▸ Exercise instructions: List every line below containing "Jack".

▸ Data items:
▶
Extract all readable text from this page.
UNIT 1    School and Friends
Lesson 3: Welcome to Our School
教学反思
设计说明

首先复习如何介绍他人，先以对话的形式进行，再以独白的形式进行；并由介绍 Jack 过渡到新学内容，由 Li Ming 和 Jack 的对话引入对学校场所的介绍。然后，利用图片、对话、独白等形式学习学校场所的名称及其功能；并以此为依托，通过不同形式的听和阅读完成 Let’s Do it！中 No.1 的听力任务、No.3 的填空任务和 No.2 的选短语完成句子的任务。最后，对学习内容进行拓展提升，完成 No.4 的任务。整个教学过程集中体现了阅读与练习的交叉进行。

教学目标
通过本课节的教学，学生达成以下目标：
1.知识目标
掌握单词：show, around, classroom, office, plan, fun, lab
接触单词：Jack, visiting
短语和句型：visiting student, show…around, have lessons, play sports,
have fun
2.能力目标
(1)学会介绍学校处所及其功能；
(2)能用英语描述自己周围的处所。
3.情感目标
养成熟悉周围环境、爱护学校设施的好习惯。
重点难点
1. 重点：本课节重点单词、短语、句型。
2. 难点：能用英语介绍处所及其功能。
◀
▸ Reply to the task:
首先复习如何介绍他人，先以对话的形式进行，再以独白的形式进行；并由介绍 Jack 过渡到新学内容，由 Li Ming 和 Jack 的对话引入对学校场所的介绍。然后，利用图片、对话、独白等形式学习学校场所的名称及其功能；并以此为依托，通过不同形式的听和阅读完成 Let’s Do it！中 No.1 的听力任务、No.3 的填空任务和 No.2 的选短语完成句子的任务。最后，对学习内容进行拓展提升，完成 No.4 的任务。整个教学过程集中体现了阅读与练习的交叉进行。
接触单词：Jack, visiting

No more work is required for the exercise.